Material provided:
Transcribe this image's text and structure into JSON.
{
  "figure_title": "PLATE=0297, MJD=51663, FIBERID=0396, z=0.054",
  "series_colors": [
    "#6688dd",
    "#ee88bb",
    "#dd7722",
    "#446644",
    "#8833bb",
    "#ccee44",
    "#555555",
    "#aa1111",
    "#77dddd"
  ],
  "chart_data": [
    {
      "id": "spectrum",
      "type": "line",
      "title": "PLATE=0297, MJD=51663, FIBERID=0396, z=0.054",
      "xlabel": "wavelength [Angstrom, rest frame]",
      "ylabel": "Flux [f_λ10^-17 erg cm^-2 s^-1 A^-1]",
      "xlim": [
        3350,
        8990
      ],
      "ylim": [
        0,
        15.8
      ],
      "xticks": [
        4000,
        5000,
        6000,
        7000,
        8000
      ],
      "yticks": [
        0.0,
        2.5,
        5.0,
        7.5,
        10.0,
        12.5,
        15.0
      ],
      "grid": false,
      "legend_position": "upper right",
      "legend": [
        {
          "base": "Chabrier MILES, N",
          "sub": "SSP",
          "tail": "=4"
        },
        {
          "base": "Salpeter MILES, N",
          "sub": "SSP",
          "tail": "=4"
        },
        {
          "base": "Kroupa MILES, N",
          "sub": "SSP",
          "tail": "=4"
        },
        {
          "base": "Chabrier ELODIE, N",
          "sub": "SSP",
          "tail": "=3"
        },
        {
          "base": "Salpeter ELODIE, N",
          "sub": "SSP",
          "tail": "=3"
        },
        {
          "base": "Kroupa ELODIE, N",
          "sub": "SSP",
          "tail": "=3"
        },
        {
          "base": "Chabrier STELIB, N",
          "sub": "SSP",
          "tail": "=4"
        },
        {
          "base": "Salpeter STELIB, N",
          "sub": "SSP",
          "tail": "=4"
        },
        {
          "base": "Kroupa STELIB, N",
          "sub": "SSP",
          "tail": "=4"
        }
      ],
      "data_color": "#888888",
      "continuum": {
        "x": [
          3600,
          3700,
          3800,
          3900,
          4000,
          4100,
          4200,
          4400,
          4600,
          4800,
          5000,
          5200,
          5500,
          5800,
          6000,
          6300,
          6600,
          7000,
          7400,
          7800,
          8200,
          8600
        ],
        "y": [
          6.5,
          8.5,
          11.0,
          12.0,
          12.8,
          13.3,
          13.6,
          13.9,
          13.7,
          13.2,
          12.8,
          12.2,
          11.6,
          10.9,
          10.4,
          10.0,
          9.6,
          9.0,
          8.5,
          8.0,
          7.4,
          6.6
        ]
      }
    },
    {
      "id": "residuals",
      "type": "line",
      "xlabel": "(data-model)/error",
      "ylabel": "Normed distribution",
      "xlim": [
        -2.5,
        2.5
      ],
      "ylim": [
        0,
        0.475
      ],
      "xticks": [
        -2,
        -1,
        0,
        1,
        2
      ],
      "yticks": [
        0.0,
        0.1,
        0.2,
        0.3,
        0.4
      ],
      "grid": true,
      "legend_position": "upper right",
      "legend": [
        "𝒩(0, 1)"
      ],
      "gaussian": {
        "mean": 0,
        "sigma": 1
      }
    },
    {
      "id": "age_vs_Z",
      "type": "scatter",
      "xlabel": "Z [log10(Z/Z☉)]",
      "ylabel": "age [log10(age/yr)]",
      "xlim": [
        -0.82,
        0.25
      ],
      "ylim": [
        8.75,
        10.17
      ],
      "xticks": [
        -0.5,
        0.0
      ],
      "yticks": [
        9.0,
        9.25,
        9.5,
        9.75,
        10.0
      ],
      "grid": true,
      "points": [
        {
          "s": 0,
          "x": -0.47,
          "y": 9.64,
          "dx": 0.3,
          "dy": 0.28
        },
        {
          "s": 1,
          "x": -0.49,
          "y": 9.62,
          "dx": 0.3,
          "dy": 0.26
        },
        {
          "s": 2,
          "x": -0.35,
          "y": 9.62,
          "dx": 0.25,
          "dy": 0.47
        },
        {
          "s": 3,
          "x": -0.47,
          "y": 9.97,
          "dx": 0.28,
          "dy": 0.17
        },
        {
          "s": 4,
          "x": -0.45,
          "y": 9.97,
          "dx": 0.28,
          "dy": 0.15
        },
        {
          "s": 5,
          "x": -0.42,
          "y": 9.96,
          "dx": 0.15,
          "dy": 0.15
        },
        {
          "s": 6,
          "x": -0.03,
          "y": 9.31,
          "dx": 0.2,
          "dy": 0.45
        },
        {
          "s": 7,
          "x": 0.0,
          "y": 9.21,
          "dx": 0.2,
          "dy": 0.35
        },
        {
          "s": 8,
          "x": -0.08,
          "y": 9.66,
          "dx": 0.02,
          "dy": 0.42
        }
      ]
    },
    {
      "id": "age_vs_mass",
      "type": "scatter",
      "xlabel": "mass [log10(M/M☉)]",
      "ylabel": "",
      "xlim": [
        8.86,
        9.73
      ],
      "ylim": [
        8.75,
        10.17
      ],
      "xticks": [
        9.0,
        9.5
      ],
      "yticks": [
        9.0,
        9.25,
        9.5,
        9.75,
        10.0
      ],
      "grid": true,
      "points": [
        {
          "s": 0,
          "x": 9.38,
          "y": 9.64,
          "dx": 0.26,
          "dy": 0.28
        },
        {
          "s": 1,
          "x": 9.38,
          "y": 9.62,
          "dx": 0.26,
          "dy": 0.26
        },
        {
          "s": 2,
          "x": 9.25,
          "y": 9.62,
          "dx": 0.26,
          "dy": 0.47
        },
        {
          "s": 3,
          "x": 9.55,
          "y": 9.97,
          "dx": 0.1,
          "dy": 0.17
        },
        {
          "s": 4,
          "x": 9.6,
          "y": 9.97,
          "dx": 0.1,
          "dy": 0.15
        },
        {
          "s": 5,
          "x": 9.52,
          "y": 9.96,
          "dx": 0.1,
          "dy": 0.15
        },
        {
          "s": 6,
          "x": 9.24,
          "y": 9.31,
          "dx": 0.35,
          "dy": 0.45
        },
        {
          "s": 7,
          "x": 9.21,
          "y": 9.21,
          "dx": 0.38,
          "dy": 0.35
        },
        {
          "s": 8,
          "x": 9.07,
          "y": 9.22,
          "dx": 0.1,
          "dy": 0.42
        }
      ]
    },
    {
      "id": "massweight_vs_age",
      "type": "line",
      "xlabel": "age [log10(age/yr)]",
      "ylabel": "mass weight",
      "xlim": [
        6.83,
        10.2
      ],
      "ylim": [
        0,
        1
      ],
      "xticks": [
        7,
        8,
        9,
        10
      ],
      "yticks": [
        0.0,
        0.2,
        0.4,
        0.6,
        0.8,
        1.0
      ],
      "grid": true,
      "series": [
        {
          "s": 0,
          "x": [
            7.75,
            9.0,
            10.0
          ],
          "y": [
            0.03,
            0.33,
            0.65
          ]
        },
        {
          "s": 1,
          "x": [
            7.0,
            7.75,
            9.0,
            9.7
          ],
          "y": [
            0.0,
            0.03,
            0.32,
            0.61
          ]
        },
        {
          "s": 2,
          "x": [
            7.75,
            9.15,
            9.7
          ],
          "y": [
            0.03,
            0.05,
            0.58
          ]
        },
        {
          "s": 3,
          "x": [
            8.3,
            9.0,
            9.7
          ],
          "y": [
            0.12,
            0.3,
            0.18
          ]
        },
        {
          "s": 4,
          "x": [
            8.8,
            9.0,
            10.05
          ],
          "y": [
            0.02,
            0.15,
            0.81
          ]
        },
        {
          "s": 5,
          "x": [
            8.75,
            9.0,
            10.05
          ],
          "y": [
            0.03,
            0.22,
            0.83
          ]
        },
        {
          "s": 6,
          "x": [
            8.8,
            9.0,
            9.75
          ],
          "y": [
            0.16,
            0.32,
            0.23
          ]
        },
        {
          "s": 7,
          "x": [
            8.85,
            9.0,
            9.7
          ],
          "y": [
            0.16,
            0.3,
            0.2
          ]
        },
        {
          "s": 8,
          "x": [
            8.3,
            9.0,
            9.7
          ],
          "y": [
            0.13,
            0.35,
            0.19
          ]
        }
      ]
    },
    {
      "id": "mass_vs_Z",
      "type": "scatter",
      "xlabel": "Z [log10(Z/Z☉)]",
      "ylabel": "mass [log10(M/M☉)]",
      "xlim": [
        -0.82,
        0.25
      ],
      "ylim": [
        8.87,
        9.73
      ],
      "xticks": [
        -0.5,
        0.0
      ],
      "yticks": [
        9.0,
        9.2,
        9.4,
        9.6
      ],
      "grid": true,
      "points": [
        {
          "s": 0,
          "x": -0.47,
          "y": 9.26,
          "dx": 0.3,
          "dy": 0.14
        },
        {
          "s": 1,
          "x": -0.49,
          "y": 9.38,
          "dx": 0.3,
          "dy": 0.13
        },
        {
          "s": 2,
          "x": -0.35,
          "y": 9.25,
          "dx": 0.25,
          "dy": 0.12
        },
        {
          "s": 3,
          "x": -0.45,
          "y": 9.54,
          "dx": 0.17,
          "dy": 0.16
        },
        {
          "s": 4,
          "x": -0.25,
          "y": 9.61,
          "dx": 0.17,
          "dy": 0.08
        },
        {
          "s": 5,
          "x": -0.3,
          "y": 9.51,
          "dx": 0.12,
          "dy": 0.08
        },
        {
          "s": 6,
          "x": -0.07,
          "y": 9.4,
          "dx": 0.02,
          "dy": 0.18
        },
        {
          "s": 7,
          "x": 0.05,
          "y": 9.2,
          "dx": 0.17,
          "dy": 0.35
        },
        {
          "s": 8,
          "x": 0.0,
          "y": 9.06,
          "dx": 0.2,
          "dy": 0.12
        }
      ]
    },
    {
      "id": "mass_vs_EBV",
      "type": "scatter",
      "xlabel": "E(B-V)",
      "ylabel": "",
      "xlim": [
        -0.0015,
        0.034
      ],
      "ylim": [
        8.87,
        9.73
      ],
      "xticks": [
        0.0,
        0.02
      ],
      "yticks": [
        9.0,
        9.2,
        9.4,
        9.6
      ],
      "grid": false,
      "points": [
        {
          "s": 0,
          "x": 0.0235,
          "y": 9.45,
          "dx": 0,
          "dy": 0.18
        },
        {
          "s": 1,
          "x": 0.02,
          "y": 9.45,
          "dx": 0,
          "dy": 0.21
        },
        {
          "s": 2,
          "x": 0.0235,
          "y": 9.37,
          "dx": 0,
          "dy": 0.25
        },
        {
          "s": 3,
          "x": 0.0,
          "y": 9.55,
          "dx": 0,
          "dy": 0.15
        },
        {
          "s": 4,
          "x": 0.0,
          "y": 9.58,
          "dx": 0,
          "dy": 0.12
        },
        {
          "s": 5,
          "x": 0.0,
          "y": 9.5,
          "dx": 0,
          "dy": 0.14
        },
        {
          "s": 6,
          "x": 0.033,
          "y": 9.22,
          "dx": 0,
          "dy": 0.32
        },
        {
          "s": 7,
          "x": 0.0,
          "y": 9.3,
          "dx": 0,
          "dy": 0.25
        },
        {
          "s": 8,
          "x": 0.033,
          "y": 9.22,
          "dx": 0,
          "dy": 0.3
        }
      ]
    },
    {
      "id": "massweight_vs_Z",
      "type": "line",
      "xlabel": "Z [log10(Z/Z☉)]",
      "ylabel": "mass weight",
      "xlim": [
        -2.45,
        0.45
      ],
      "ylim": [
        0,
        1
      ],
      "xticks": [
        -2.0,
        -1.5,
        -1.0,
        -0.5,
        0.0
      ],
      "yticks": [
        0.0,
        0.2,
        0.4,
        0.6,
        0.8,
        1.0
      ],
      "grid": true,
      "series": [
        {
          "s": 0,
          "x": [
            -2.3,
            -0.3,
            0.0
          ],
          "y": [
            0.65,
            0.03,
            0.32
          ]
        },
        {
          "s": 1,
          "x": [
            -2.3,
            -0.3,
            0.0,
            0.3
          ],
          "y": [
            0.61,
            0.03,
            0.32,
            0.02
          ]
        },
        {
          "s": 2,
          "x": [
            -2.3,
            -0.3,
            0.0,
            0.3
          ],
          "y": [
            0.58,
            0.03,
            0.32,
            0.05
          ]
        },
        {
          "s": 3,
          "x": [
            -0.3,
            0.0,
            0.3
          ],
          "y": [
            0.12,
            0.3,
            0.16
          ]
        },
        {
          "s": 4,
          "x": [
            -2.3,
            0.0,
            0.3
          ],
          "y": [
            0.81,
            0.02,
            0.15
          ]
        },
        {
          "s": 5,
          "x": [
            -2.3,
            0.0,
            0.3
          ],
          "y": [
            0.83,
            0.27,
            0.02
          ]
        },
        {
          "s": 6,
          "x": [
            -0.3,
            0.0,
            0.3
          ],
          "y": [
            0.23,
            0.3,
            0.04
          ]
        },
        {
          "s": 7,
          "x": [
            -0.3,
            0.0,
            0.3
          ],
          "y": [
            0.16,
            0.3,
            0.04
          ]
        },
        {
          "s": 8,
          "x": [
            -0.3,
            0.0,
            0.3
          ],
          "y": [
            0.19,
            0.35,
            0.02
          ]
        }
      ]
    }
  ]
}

Work required: Pick out all lines containing the string "ELODIE".

Solution to this exercise:
          "base": "Chabrier ELODIE, N",
          "base": "Salpeter ELODIE, N",
          "base": "Kroupa ELODIE, N",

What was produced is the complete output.